───── INPUT FOR THIS TASK ─────

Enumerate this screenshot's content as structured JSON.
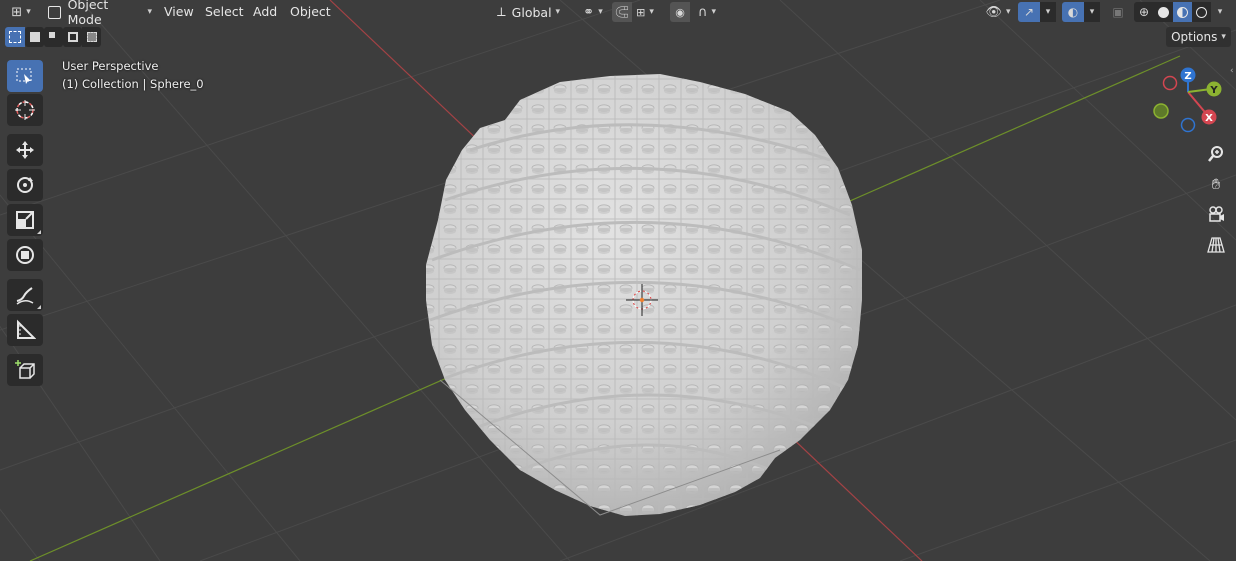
{
  "header": {
    "editor_type_icon": "editor-type-icon",
    "mode": {
      "label": "Object Mode",
      "icon": "object-mode-icon"
    },
    "menus": [
      "View",
      "Select",
      "Add",
      "Object"
    ],
    "transform_orientation": {
      "label": "Global",
      "icon": "transform-orientation-icon"
    },
    "pivot_icon": "pivot-point-icon",
    "snap_icon": "snap-icon",
    "proportional_icon": "proportional-editing-icon",
    "falloff_icon": "falloff-curve-icon",
    "visibility_icon": "visibility-eye-icon",
    "gizmo_icon": "gizmo-toggle-icon",
    "overlay_icon": "overlay-toggle-icon",
    "xray_icon": "xray-toggle-icon",
    "shading_modes": [
      "wireframe",
      "solid",
      "material-preview",
      "rendered"
    ],
    "active_shading": "material-preview"
  },
  "selection_modes": [
    "select-new",
    "select-extend",
    "select-subtract",
    "select-intersect",
    "select-invert"
  ],
  "options_label": "Options",
  "overlay": {
    "view_name": "User Perspective",
    "collection_info": "(1) Collection | Sphere_0"
  },
  "tools": [
    {
      "name": "select-box",
      "active": true
    },
    {
      "name": "cursor",
      "active": false
    },
    {
      "name": "move",
      "active": false
    },
    {
      "name": "rotate",
      "active": false
    },
    {
      "name": "scale",
      "active": false
    },
    {
      "name": "transform",
      "active": false
    },
    {
      "name": "annotate",
      "active": false
    },
    {
      "name": "measure",
      "active": false
    },
    {
      "name": "add-cube",
      "active": false
    }
  ],
  "gizmo": {
    "axes": {
      "x": "X",
      "y": "Y",
      "z": "Z"
    },
    "colors": {
      "x": "#d44651",
      "y": "#8cb331",
      "z": "#2f74d1"
    }
  },
  "navigation": [
    "zoom",
    "pan",
    "camera-view",
    "orthographic-toggle"
  ],
  "colors": {
    "viewport_bg": "#3d3d3d",
    "grid": "#4a4a4a",
    "x_axis": "#a34245",
    "y_axis": "#6d8f2a",
    "active_tool": "#4772b3",
    "brick": "#cfcfcf"
  }
}
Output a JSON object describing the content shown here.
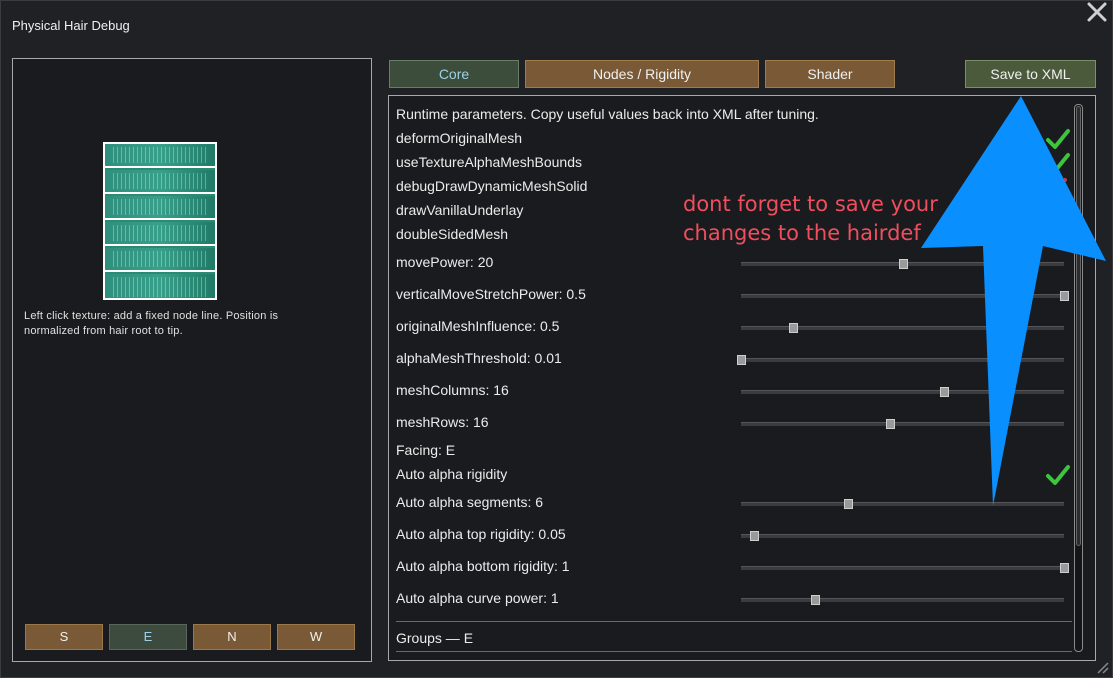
{
  "window": {
    "title": "Physical Hair Debug"
  },
  "left_panel": {
    "help_text": "Left click texture: add a fixed node line. Position is normalized from hair root to tip.",
    "direction_buttons": [
      {
        "label": "S",
        "active": false
      },
      {
        "label": "E",
        "active": true
      },
      {
        "label": "N",
        "active": false
      },
      {
        "label": "W",
        "active": false
      }
    ]
  },
  "tabs": {
    "core": "Core",
    "nodes_rigidity": "Nodes / Rigidity",
    "shader": "Shader",
    "save": "Save to XML"
  },
  "params": {
    "intro": "Runtime parameters. Copy useful values back into XML after tuning.",
    "toggles": [
      {
        "label": "deformOriginalMesh",
        "checked": true
      },
      {
        "label": "useTextureAlphaMeshBounds",
        "checked": true
      },
      {
        "label": "debugDrawDynamicMeshSolid",
        "checked": false
      },
      {
        "label": "drawVanillaUnderlay",
        "checked": false
      },
      {
        "label": "doubleSidedMesh",
        "checked": false
      }
    ],
    "sliders": [
      {
        "label": "movePower: 20",
        "fraction": 0.5
      },
      {
        "label": "verticalMoveStretchPower: 0.5",
        "fraction": 1.0
      },
      {
        "label": "originalMeshInfluence: 0.5",
        "fraction": 0.16
      },
      {
        "label": "alphaMeshThreshold: 0.01",
        "fraction": 0.0
      },
      {
        "label": "meshColumns: 16",
        "fraction": 0.63
      },
      {
        "label": "meshRows: 16",
        "fraction": 0.46
      }
    ],
    "facing": "Facing: E",
    "auto_alpha_rigidity": {
      "label": "Auto alpha rigidity",
      "checked": true
    },
    "auto_sliders": [
      {
        "label": "Auto alpha segments: 6",
        "fraction": 0.33
      },
      {
        "label": "Auto alpha top rigidity: 0.05",
        "fraction": 0.04
      },
      {
        "label": "Auto alpha bottom rigidity: 1",
        "fraction": 1.0
      },
      {
        "label": "Auto alpha curve power: 1",
        "fraction": 0.23
      }
    ],
    "groups_header": "Groups — E"
  },
  "annotation": {
    "line1": "dont forget to save your",
    "line2": "changes to the hairdef",
    "color": "#f04e5e",
    "arrow_color": "#0a8fff"
  }
}
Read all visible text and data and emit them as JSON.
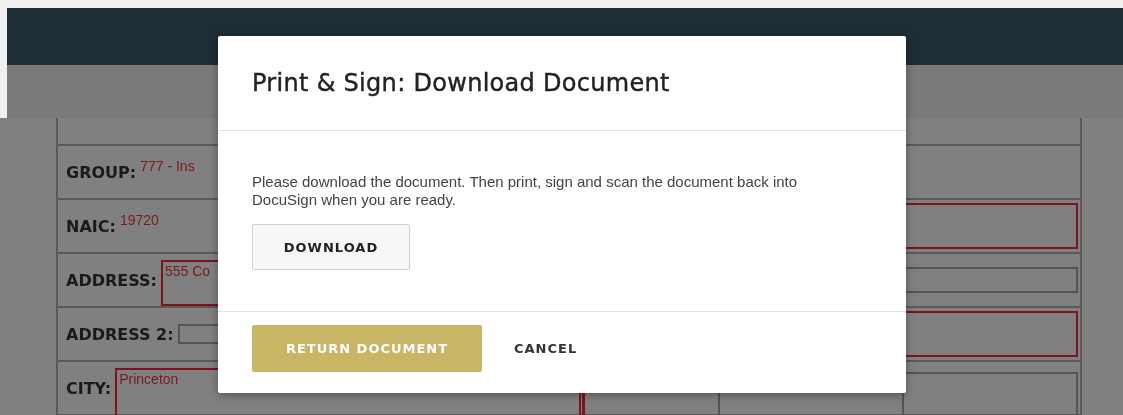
{
  "form": {
    "rows": [
      {
        "kind": "clipped"
      },
      {
        "label": "GROUP:",
        "value": "777 - Ins",
        "kind": "text"
      },
      {
        "label": "NAIC:",
        "value": "19720",
        "kind": "text",
        "right_field": {
          "kind": "required"
        }
      },
      {
        "label": "ADDRESS:",
        "value": "555 Co",
        "kind": "required",
        "right_field": {
          "kind": "optional"
        }
      },
      {
        "label": "ADDRESS 2:",
        "kind": "optional",
        "right_field": {
          "kind": "required"
        }
      },
      {
        "label": "CITY:",
        "value": "Princeton",
        "kind": "required",
        "right_field": {
          "kind": "labelled"
        }
      }
    ]
  },
  "dialog": {
    "title": "Print & Sign: Download Document",
    "message": "Please download the document. Then print, sign and scan the document back into DocuSign when you are ready.",
    "download_button": "DOWNLOAD",
    "primary_button": "RETURN DOCUMENT",
    "cancel_button": "CANCEL"
  }
}
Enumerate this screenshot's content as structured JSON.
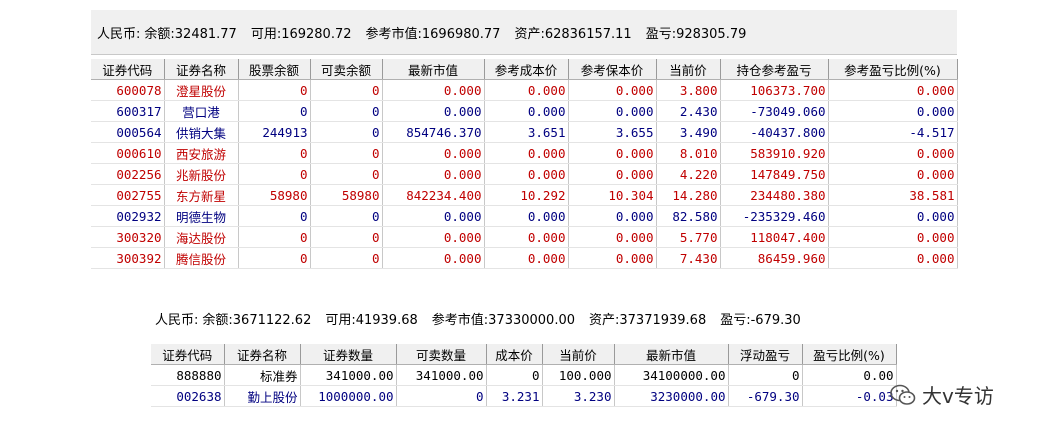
{
  "panel1": {
    "summary": {
      "currency": "人民币:",
      "balance": "余额:32481.77",
      "available": "可用:169280.72",
      "market_value": "参考市值:1696980.77",
      "assets": "资产:62836157.11",
      "profit": "盈亏:928305.79"
    },
    "headers": [
      "证券代码",
      "证券名称",
      "股票余额",
      "可卖余额",
      "最新市值",
      "参考成本价",
      "参考保本价",
      "当前价",
      "持仓参考盈亏",
      "参考盈亏比例(%)"
    ],
    "rows": [
      {
        "color": "red",
        "cells": [
          "600078",
          "澄星股份",
          "0",
          "0",
          "0.000",
          "0.000",
          "0.000",
          "3.800",
          "106373.700",
          "0.000"
        ]
      },
      {
        "color": "blue",
        "cells": [
          "600317",
          "营口港",
          "0",
          "0",
          "0.000",
          "0.000",
          "0.000",
          "2.430",
          "-73049.060",
          "0.000"
        ]
      },
      {
        "color": "blue",
        "cells": [
          "000564",
          "供销大集",
          "244913",
          "0",
          "854746.370",
          "3.651",
          "3.655",
          "3.490",
          "-40437.800",
          "-4.517"
        ]
      },
      {
        "color": "red",
        "cells": [
          "000610",
          "西安旅游",
          "0",
          "0",
          "0.000",
          "0.000",
          "0.000",
          "8.010",
          "583910.920",
          "0.000"
        ]
      },
      {
        "color": "red",
        "cells": [
          "002256",
          "兆新股份",
          "0",
          "0",
          "0.000",
          "0.000",
          "0.000",
          "4.220",
          "147849.750",
          "0.000"
        ]
      },
      {
        "color": "red",
        "cells": [
          "002755",
          "东方新星",
          "58980",
          "58980",
          "842234.400",
          "10.292",
          "10.304",
          "14.280",
          "234480.380",
          "38.581"
        ]
      },
      {
        "color": "blue",
        "cells": [
          "002932",
          "明德生物",
          "0",
          "0",
          "0.000",
          "0.000",
          "0.000",
          "82.580",
          "-235329.460",
          "0.000"
        ]
      },
      {
        "color": "red",
        "cells": [
          "300320",
          "海达股份",
          "0",
          "0",
          "0.000",
          "0.000",
          "0.000",
          "5.770",
          "118047.400",
          "0.000"
        ]
      },
      {
        "color": "red",
        "cells": [
          "300392",
          "腾信股份",
          "0",
          "0",
          "0.000",
          "0.000",
          "0.000",
          "7.430",
          "86459.960",
          "0.000"
        ]
      }
    ]
  },
  "panel2": {
    "summary": {
      "currency": "人民币:",
      "balance": "余额:3671122.62",
      "available": "可用:41939.68",
      "market_value": "参考市值:37330000.00",
      "assets": "资产:37371939.68",
      "profit": "盈亏:-679.30"
    },
    "headers": [
      "证券代码",
      "证券名称",
      "证券数量",
      "可卖数量",
      "成本价",
      "当前价",
      "最新市值",
      "浮动盈亏",
      "盈亏比例(%)"
    ],
    "rows": [
      {
        "color": "black",
        "cells": [
          "888880",
          "标准券",
          "341000.00",
          "341000.00",
          "0",
          "100.000",
          "34100000.00",
          "0",
          "0.00"
        ]
      },
      {
        "color": "blue",
        "cells": [
          "002638",
          "勤上股份",
          "1000000.00",
          "0",
          "3.231",
          "3.230",
          "3230000.00",
          "-679.30",
          "-0.03"
        ]
      }
    ]
  },
  "watermark": {
    "text": "大v专访",
    "icon": "wechat-icon"
  }
}
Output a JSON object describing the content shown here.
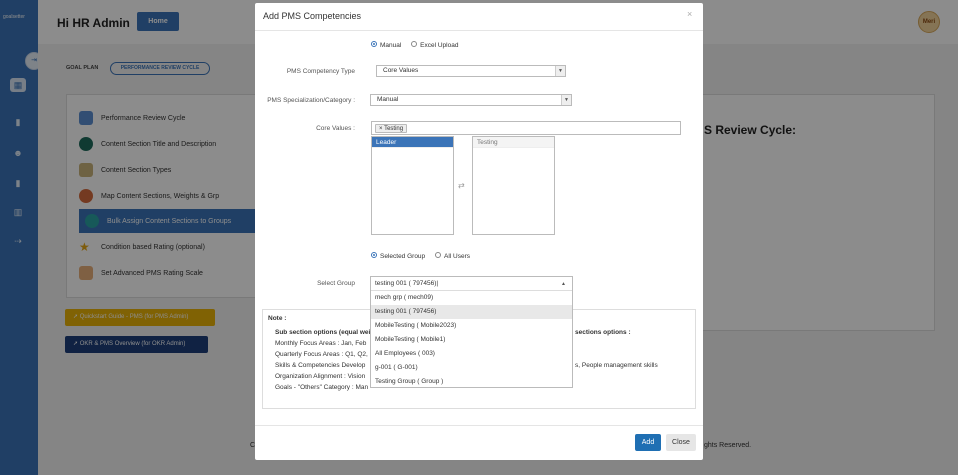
{
  "app": {
    "logo_text": "goalsetter",
    "greeting": "Hi HR Admin",
    "home_label": "Home",
    "avatar_initials": "Meri"
  },
  "nav": {
    "goal_plan": "GOAL PLAN",
    "cycle_pill": "PERFORMANCE REVIEW CYCLE"
  },
  "sidebar_items": [
    {
      "label": "Performance Review Cycle",
      "icon": "calendar-icon",
      "color": "#5b8fd1"
    },
    {
      "label": "Content Section Title and Description",
      "icon": "dots-icon",
      "color": "#1e6b5c"
    },
    {
      "label": "Content Section Types",
      "icon": "list-icon",
      "color": "#c8b27a"
    },
    {
      "label": "Map Content Sections, Weights & Grp",
      "icon": "person-icon",
      "color": "#d46a3c"
    },
    {
      "label": "Bulk Assign Content Sections to Groups",
      "icon": "group-icon",
      "color": "#2aa3a3"
    },
    {
      "label": "Condition based Rating (optional)",
      "icon": "star-icon",
      "color": "#e6a817"
    },
    {
      "label": "Set Advanced PMS Rating Scale",
      "icon": "pencil-icon",
      "color": "#e8b07a"
    }
  ],
  "quickstart_label": "Quickstart Guide - PMS (for PMS Admin)",
  "okr_label": "OKR & PMS Overview (for OKR Admin)",
  "right_title": "S Review Cycle:",
  "footer_left": "C",
  "footer_right": "ghts Reserved.",
  "modal": {
    "title": "Add PMS Competencies",
    "close": "×",
    "mode_options": [
      "Manual",
      "Excel Upload"
    ],
    "mode_selected": "Manual",
    "competency_type_label": "PMS Competency Type",
    "competency_type_value": "Core Values",
    "specialization_label": "PMS Specialization/Category :",
    "specialization_value": "Manual",
    "core_values_label": "Core Values :",
    "core_values_tag": "Testing",
    "left_list": [
      "Leader"
    ],
    "right_list": [
      "Testing"
    ],
    "group_options": [
      "Selected Group",
      "All Users"
    ],
    "group_selected": "Selected Group",
    "select_group_label": "Select Group",
    "select_group_value": "testing 001 ( 797456)|",
    "dropdown_items": [
      "mech grp ( mech09)",
      "testing 001 ( 797456)",
      "MobileTesting ( Mobile2023)",
      "MobileTesting ( Mobile1)",
      "All Employees ( 003)",
      "g-001 ( G-001)",
      "Testing Group ( Group )"
    ],
    "note": {
      "heading": "Note :",
      "line1_left": "Sub section options (equal wei",
      "line1_right": "sections options :",
      "line2": "Monthly Focus Areas : Jan, Feb",
      "line3": "Quarterly Focus Areas : Q1, Q2,",
      "line4_left": "Skills & Competencies Develop",
      "line4_right": "s, People management skills",
      "line5": "Organization Alignment : Vision",
      "line6": "Goals - \"Others\" Category : Man"
    },
    "add_label": "Add",
    "close_label": "Close"
  }
}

─────

**REQUIRED TASK:**
Take every line from the data above that holds "preview" and copy it out.

**RESULT FOR THIS TASK:**
      "material-preview",
    "active_shading": "material-preview"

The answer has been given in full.